** Start **
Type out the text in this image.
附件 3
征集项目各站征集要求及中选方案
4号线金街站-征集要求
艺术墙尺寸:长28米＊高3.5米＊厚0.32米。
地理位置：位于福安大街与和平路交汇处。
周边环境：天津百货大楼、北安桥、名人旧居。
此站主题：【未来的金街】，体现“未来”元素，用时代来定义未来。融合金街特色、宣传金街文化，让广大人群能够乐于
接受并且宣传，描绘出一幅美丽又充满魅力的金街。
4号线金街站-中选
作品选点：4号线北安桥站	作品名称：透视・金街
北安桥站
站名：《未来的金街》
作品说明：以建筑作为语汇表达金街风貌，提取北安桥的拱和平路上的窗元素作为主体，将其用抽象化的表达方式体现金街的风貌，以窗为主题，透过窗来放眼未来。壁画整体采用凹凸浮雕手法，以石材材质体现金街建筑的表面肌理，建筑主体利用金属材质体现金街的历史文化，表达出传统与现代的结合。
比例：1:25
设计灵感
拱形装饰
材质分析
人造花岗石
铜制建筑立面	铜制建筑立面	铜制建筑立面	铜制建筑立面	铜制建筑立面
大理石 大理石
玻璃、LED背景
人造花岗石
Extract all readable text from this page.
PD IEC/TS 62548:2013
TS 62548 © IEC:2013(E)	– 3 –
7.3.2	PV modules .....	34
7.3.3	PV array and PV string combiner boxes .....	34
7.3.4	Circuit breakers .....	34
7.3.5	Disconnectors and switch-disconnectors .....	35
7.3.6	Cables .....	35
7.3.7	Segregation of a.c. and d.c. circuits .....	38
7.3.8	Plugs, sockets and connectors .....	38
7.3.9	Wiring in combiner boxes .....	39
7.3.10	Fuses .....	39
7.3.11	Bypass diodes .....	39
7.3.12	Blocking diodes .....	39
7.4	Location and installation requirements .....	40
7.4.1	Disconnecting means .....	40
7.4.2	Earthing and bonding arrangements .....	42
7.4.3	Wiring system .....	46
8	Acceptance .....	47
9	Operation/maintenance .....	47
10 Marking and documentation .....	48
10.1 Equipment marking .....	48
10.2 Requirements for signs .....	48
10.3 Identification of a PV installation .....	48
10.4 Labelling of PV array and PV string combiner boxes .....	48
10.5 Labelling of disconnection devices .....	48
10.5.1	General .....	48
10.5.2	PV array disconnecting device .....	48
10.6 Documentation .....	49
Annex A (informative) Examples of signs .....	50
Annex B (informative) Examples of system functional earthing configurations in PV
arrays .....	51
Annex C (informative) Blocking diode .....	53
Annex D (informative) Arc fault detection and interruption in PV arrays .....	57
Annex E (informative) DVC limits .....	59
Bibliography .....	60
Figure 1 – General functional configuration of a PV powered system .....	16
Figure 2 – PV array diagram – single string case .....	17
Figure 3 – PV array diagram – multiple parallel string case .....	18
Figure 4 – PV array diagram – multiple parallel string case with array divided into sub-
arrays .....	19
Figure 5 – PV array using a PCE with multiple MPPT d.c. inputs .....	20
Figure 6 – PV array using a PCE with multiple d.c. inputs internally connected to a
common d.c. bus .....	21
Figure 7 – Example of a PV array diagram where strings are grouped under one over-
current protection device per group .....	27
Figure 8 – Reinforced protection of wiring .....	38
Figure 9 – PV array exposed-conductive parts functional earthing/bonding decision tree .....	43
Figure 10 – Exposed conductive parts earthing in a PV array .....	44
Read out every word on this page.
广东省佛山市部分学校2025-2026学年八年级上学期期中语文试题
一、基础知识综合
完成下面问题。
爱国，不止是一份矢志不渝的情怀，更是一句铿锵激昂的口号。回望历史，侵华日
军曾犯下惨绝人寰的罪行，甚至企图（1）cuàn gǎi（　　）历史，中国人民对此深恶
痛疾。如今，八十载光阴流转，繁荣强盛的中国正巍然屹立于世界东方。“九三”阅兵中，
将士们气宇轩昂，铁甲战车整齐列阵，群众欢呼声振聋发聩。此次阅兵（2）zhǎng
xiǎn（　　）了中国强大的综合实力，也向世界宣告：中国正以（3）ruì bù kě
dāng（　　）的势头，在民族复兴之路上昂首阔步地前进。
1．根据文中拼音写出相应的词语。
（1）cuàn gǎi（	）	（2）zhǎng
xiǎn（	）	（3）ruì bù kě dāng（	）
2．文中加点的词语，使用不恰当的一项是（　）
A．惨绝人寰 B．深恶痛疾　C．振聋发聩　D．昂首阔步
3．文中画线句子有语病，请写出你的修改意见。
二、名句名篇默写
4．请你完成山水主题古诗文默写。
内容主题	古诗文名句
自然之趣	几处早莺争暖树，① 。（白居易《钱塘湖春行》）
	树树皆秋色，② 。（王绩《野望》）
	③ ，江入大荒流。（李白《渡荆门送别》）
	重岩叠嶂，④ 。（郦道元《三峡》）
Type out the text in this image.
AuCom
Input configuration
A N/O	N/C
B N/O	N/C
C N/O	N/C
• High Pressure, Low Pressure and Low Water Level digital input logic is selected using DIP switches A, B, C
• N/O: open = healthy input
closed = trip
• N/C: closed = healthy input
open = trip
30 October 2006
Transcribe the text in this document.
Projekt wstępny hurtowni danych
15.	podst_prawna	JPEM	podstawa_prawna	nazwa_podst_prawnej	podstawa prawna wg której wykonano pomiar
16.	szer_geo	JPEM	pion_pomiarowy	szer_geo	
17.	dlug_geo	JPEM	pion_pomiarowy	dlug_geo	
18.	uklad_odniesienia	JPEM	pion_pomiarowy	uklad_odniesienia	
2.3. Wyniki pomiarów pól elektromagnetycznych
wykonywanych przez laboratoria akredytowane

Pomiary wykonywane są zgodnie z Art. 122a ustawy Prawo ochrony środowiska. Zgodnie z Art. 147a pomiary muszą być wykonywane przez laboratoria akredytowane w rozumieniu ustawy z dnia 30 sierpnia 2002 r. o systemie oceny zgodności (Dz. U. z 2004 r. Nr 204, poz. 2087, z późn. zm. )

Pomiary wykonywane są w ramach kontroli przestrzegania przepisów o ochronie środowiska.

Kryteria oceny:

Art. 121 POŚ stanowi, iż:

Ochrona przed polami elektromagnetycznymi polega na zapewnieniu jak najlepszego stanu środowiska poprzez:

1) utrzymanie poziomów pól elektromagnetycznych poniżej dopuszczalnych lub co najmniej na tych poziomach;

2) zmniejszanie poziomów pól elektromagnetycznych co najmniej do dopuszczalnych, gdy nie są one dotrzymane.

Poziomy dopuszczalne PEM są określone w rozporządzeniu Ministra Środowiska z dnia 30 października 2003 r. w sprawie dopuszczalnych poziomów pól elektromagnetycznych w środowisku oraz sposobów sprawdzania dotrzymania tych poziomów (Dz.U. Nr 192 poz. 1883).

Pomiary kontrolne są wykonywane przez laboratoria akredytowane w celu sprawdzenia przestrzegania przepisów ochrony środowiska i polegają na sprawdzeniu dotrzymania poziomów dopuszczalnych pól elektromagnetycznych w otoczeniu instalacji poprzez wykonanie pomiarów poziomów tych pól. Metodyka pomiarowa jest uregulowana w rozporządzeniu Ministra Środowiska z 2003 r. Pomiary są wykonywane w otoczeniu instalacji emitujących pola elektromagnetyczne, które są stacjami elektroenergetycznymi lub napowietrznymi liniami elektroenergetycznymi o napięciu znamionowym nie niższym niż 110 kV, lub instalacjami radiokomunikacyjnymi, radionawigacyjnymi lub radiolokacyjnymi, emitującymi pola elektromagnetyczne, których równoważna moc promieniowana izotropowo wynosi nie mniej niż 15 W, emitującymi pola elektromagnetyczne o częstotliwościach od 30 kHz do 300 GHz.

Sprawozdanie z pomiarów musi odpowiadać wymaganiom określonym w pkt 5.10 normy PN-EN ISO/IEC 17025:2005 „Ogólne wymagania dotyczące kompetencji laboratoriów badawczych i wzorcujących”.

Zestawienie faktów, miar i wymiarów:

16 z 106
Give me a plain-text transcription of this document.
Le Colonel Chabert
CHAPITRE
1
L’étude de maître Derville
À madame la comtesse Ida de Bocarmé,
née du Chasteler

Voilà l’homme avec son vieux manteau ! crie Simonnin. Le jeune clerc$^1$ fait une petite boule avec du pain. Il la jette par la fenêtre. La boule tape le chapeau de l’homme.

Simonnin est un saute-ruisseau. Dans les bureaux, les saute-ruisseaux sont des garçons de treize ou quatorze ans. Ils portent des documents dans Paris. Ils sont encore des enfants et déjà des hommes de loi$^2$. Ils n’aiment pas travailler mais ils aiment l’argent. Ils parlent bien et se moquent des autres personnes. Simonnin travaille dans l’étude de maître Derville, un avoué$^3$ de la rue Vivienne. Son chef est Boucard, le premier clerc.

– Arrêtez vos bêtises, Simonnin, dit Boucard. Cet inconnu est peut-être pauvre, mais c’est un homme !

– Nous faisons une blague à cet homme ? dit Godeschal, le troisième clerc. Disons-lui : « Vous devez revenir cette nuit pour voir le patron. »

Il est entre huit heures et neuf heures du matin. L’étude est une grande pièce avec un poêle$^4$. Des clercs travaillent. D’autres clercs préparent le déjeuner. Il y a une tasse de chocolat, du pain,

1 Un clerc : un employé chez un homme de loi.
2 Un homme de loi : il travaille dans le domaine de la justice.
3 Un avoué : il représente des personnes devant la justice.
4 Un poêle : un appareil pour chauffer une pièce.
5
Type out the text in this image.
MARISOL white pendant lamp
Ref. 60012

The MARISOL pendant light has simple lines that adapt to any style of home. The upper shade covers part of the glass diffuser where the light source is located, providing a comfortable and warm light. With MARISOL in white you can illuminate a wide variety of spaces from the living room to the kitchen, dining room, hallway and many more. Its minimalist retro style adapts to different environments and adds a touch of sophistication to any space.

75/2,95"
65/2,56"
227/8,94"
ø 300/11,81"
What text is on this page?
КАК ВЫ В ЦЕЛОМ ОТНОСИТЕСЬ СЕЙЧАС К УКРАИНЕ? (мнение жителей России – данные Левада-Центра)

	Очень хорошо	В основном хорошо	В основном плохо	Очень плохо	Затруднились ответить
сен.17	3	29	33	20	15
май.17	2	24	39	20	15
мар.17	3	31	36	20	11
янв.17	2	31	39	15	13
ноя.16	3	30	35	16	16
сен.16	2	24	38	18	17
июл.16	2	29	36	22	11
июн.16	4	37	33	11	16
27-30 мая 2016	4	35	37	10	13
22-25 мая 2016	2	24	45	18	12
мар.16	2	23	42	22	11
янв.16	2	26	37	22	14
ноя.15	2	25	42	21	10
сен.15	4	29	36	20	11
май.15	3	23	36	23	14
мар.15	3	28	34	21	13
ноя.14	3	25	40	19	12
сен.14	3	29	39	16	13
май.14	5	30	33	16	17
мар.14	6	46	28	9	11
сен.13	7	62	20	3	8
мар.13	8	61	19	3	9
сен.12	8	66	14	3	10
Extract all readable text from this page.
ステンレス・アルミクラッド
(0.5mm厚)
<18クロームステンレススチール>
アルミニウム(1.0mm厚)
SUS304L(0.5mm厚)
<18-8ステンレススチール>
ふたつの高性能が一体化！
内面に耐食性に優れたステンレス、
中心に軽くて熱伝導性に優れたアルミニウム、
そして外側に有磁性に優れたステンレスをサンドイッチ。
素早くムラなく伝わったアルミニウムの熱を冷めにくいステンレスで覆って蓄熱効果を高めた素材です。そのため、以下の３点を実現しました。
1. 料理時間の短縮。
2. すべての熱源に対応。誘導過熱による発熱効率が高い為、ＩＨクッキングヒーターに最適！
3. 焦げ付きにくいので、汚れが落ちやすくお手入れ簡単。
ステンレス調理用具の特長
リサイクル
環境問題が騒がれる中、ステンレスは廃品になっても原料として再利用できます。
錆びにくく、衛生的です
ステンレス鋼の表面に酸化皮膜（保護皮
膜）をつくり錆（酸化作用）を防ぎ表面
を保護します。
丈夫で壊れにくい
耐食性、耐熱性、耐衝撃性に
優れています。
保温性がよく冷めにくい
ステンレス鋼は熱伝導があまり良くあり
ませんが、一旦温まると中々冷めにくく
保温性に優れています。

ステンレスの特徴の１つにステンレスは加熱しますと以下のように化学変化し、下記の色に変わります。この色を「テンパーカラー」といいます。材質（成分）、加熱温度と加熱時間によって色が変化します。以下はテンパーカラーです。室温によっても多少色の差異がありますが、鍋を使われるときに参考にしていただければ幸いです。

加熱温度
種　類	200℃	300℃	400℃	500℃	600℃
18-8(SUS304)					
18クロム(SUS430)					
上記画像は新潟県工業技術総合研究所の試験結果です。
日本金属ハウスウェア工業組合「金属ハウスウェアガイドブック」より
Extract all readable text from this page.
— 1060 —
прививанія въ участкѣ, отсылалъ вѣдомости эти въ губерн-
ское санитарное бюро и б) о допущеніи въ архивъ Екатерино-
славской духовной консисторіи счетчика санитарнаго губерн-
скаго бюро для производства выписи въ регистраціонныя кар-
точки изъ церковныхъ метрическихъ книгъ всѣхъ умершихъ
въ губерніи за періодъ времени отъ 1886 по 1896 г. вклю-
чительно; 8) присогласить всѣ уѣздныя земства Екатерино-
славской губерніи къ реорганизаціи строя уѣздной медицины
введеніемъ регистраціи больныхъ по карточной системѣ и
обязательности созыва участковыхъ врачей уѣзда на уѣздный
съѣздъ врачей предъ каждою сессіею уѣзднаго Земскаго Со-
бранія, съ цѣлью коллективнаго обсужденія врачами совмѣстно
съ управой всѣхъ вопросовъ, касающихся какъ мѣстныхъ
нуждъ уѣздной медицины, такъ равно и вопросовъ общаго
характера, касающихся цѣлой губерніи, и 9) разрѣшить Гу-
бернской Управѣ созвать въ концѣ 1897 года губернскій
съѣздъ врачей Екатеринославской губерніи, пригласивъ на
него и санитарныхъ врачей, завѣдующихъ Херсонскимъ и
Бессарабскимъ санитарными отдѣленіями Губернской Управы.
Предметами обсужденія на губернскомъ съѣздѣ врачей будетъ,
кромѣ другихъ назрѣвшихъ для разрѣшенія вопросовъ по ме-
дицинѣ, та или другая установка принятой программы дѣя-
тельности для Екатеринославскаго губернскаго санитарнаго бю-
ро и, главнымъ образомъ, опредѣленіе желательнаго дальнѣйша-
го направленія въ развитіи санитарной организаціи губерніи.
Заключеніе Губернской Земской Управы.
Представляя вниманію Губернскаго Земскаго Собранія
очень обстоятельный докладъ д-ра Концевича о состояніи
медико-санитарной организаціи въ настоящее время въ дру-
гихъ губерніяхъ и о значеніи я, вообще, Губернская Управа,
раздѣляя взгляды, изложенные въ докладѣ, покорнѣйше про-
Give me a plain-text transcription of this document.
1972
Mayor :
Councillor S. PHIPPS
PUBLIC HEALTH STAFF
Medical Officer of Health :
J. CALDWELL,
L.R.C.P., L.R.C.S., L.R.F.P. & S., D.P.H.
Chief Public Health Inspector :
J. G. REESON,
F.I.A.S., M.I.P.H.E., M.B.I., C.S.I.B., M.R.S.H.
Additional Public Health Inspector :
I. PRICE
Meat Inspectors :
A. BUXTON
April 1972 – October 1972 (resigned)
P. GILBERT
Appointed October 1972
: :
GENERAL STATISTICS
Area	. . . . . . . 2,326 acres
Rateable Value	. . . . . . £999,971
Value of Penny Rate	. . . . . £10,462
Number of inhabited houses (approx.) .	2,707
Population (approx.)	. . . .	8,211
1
** End **
Go through the listing above and return every line where the word "approx" occurs.

Number of inhabited houses (approx.) .	2,707
Population (approx.)	. . . .	8,211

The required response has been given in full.